To do >>
- 1) Write out the passage of the judgment starting at "6. Should his" and ending at "Swiss Penal Code?".
- 2) In the judgment, on what dates did Dr Peter Nobel swear his two affidavits?
- 3) Carry on the judgment on the Swiss notice issue from the point where it stops.

Source document >>

In my view that submission should be rejected. Once it is accepted - as, for the reasons given by the trial Judge, in my view it must be - that s 722 operates extraterritorially so as to impose obligations on foreign corporations, even where performance of the obligations would result in breach of local law, it is, as his Honour says, but a short step to conclude that a notice may be given under s 719 to a foreign corporation in the same way as it can be given to a local corporation, even though the giving of it may infringe the law of the place where the notice is received. Indeed it is not easy to see by what precise process of construction a different result could be reached: particularly, a result which differentiated between the giving of notices in jurisdictions which permitted that to be done in the way contemplated by s 719 and the giving of them in jurisdictions which did not. Once again, it is a matter of construing the provisions in the light of s 110D (which, unless a contrary intention appears, gives them application to all bodies corporate, whether formed or carrying on business in Australia or not) and s 109H (which requires the Court to prefer a construction that would promote the purpose or object underlying the provisions to one that would not). The purpose of the provisions is the maintenance of an informed market; plainly the legislature thought it necessary, for the promotion of that object, to provide for a very quick mechanism for giving notices and responding to them. In my opinion the Judge was right in holding that s 719 authorises the giving of a notice even where to do so may infringe the law of a foreign country.
6. Should his Honour have held that there was a real and appreciable risk that EBC, if it complied with the secondary notice, would breach article 271 of the Swiss Penal Code?
This is a somewhat narrow point, involving a finding, on expert evidence, as to Swiss law. A conclusion favourable to EBC would have no practical consequences, given the conclusions I have already reached, unless it led in turn to a conclusion favourable to EBC on the next and final issue, which, as senior counsel for EBC frankly told us, he approached "with some misgiving or concern".
Be that as it may, the issue is whether it should be held that there is a real and appreciable risk that EBC and its officers or agents would contravene article 271 as aiders and abettors if EBC complied with the secondary notice. The only one of the three experts who dealt with this matter explicitly, as it relates to the secondary notices, was Dr Peter Nobel, who gave evidence for EBC and whose qualifications, as the Judge said, are impressive. Dr Nobel swore two affidavits, dated 28 July 1995 and 15 November 1995 respectively. In his first affidavit, Dr Nobel expressed the view that the employees or agents of the Commission who were involved in sending the secondary notice to EBC by mail (sic) or facsimile breached article 271. He added that the Swiss Federal Court had held that the term "aiding and abetting" "denotes any action, assistance or preparation which facilitates the punishable activity and is therefore to be punished as a completed offence"; here, Dr Nobel said, the "punishable activity" was the sending of the notices; accordingly it was his opinion "that officers, employees and agents of EBC who provide
information to the [Commission] in answer to the Notices could be held in breach of article 271 of the Swiss Penal Code, as aiders and abettors".

Source material >>
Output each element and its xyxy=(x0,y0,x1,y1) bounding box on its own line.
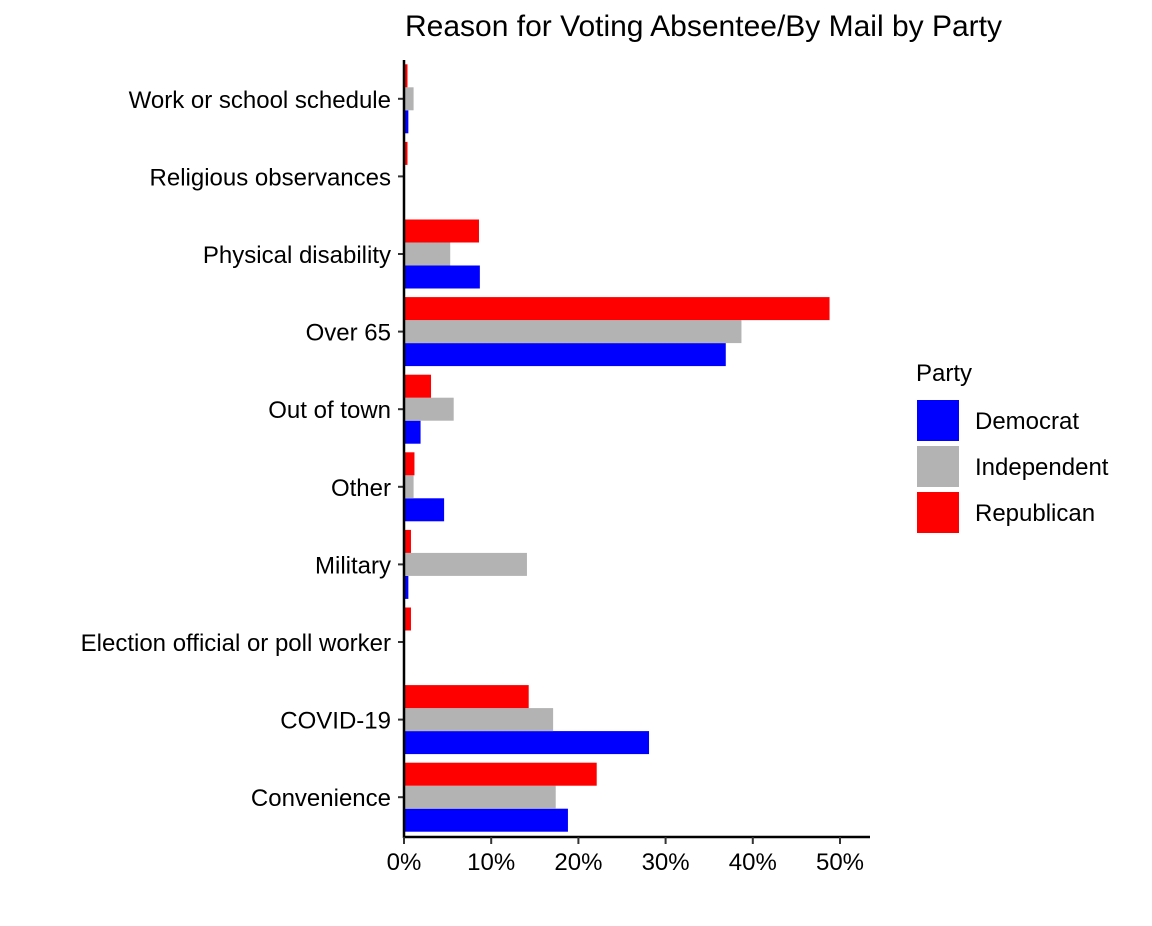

Set of answers >>
- 1)
6. Should his Honour have held that there was a real and appreciable risk that EBC, if it complied with the secondary notice, would breach article 271 of the Swiss Penal Code?

- 2) 28 July 1995 and 15 November 1995.

- 3)
In his second affidavit, Dr Nobel answered a number of specific questions which had been put to him. They included the question "what is the degree of possibility of EBC's officers, employees and agents being held in breach of Article 271 and/or Article 273 PC?". Dr Nobel answered this question shortly: he said
In my opinion there is a real and appreciable risk of liability. That risk is not merely a fanciful one.
He then referred to the likelihood of publicity of any charge and the undesirable consequences of that publicity. There was then a further question which was directed to ascertaining Dr Nobel's views about the effect of a particular decision of the Swiss Federal Court and his agreement, or otherwise, with what other experts said as to the likelihood that persons in Switzerland answering interrogatories might be held liable as aiders and abettors. In answer to that question, Dr Nobel described the decision in some detail: it was one relating to the liability of a Zurich lawyer who instructed his assistant to help with the taking of evidence for the purpose of Australian proceedings. Dr Nobel then said this:
As this judgment does not relate to the status of witnesses or persons answering notices in any way [the statement of the Commission's expert] is in my opinion misleading. The case does indicate the seriousness with which breaches of Article 271 are treated by the Swiss courts.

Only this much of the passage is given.